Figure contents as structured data
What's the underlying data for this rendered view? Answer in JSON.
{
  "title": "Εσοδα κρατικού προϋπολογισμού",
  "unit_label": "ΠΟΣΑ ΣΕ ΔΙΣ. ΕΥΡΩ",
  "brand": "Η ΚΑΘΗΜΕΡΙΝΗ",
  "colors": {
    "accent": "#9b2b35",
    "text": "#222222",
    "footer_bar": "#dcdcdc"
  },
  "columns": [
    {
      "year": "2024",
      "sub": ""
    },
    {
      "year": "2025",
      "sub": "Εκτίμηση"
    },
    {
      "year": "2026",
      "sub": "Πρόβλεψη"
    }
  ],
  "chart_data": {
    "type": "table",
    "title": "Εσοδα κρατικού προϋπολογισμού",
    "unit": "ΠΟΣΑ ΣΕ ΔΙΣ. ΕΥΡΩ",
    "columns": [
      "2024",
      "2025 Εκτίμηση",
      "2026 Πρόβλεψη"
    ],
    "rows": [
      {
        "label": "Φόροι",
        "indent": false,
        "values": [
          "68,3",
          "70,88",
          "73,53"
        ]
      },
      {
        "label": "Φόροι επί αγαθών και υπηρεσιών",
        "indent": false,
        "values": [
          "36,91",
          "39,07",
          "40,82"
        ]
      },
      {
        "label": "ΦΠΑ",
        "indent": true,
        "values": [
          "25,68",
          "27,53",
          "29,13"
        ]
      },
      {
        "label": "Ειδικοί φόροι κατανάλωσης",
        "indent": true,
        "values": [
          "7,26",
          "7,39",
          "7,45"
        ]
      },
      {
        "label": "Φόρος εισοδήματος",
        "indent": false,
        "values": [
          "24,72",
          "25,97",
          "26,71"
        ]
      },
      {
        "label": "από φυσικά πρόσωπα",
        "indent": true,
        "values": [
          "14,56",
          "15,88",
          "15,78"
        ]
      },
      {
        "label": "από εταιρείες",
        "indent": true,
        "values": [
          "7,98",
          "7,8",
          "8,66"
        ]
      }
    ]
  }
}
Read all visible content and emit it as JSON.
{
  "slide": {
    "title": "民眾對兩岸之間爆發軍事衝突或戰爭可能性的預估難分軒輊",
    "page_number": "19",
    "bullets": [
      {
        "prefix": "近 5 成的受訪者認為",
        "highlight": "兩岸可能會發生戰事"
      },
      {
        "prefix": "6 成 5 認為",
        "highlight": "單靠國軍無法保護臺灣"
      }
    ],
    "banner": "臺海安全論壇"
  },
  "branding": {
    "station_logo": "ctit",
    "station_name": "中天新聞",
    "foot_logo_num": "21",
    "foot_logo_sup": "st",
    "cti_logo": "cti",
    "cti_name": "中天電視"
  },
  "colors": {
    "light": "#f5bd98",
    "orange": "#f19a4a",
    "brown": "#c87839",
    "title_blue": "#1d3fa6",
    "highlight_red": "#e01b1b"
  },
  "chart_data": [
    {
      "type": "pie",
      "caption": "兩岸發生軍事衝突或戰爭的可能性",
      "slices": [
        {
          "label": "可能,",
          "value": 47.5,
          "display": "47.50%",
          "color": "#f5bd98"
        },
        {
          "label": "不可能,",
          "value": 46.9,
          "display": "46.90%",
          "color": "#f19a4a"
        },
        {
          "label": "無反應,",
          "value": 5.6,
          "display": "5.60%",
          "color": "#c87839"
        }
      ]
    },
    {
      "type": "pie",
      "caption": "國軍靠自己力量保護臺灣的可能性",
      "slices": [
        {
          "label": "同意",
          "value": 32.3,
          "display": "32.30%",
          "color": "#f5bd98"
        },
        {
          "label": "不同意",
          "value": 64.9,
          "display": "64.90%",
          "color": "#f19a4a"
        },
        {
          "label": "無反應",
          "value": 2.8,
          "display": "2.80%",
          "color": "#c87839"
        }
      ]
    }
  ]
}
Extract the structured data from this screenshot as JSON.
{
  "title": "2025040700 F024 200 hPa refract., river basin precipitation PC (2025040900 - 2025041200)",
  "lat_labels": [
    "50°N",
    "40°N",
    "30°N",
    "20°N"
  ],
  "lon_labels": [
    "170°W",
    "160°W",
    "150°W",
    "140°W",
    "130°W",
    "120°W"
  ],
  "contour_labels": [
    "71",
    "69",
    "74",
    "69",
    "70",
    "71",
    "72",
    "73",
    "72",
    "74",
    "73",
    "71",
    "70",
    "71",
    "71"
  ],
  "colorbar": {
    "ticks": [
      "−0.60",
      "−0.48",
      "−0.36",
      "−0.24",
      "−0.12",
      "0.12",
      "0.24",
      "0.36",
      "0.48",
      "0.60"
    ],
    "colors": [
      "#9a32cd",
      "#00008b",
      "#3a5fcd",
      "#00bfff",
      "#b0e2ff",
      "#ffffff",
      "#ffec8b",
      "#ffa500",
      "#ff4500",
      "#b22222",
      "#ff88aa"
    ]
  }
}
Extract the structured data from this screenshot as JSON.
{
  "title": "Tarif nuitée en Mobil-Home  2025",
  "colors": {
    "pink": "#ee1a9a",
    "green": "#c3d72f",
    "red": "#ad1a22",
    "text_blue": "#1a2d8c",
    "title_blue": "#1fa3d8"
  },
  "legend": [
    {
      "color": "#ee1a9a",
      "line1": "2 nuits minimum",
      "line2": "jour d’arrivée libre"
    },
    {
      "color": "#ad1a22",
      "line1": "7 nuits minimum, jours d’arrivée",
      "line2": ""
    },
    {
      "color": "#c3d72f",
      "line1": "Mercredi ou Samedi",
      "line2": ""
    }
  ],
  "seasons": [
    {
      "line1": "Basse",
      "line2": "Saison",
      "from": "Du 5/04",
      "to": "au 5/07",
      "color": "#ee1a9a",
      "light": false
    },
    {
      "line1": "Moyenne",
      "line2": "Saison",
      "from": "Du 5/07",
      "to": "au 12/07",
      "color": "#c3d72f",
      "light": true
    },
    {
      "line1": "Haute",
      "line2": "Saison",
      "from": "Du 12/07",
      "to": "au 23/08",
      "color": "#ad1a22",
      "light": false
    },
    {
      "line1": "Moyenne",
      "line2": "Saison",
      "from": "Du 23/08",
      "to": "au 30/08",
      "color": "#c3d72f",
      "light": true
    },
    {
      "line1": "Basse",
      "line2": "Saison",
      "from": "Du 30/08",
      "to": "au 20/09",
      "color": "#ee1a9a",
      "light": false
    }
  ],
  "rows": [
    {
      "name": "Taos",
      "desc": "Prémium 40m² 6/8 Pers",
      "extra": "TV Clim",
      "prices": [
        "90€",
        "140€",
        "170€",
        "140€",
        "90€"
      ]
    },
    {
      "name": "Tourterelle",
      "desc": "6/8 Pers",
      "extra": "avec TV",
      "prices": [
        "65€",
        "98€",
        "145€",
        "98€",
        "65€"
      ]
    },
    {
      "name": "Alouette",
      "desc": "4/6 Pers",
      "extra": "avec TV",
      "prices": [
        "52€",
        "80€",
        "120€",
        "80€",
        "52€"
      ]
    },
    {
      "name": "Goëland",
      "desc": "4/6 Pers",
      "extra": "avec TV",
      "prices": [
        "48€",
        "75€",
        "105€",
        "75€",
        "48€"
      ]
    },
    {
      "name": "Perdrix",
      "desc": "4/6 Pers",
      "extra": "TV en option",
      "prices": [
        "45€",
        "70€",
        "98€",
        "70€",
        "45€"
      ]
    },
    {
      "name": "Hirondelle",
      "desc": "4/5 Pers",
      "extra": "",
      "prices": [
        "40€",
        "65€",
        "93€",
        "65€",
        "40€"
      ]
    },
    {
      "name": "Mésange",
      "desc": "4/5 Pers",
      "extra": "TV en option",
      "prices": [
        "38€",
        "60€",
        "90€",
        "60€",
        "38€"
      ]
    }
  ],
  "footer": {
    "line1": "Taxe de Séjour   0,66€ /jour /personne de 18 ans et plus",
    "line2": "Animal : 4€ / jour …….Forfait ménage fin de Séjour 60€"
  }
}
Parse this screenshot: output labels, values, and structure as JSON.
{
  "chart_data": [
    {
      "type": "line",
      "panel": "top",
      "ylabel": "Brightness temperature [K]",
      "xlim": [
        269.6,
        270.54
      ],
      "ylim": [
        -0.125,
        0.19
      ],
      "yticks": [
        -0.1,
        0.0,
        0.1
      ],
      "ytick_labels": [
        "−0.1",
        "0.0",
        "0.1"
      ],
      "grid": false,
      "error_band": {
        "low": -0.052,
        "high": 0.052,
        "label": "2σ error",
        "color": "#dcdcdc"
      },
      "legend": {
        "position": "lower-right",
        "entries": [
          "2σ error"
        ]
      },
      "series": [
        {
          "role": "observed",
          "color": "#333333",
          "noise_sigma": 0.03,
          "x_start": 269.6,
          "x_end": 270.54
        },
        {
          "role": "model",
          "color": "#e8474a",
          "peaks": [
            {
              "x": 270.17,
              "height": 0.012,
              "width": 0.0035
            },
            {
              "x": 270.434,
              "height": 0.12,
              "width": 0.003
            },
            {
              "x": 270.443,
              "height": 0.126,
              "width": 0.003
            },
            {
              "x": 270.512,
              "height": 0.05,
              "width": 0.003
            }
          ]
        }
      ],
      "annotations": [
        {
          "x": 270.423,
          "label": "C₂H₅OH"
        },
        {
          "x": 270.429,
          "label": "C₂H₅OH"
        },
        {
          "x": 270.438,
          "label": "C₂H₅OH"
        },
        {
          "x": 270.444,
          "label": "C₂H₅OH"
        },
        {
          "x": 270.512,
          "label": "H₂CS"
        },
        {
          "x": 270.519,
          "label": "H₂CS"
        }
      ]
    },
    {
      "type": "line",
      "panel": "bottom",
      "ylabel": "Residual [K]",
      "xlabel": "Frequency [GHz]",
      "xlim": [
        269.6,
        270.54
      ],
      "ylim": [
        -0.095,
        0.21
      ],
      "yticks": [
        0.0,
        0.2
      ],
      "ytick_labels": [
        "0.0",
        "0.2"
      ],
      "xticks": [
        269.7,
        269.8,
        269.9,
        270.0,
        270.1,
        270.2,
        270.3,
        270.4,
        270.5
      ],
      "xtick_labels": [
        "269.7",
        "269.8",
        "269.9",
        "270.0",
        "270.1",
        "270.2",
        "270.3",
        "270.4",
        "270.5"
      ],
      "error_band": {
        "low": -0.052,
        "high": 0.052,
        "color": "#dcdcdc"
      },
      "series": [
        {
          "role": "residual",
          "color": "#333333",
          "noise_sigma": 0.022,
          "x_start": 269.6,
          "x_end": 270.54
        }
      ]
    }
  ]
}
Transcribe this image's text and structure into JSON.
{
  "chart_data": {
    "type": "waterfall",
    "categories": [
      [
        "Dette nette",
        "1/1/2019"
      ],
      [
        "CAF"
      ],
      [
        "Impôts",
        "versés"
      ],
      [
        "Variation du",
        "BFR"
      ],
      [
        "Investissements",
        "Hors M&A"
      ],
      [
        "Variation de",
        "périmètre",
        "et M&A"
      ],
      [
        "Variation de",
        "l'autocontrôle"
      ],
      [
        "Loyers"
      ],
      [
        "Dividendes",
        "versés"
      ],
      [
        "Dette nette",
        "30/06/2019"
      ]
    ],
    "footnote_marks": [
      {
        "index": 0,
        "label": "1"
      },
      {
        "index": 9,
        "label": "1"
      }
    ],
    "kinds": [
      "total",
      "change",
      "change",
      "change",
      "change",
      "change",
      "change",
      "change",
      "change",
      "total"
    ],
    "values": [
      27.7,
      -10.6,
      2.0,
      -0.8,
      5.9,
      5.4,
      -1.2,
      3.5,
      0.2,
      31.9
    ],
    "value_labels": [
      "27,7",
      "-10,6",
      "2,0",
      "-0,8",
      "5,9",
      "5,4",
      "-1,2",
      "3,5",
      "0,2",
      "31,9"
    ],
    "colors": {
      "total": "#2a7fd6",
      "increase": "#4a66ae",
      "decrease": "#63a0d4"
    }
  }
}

## Written problem:
Return all lines of the material above in which the word "nuits" occurs.

## Solution to this problem:
      "line1": "2 nuits minimum",
      "line1": "7 nuits minimum, jours d’arrivée",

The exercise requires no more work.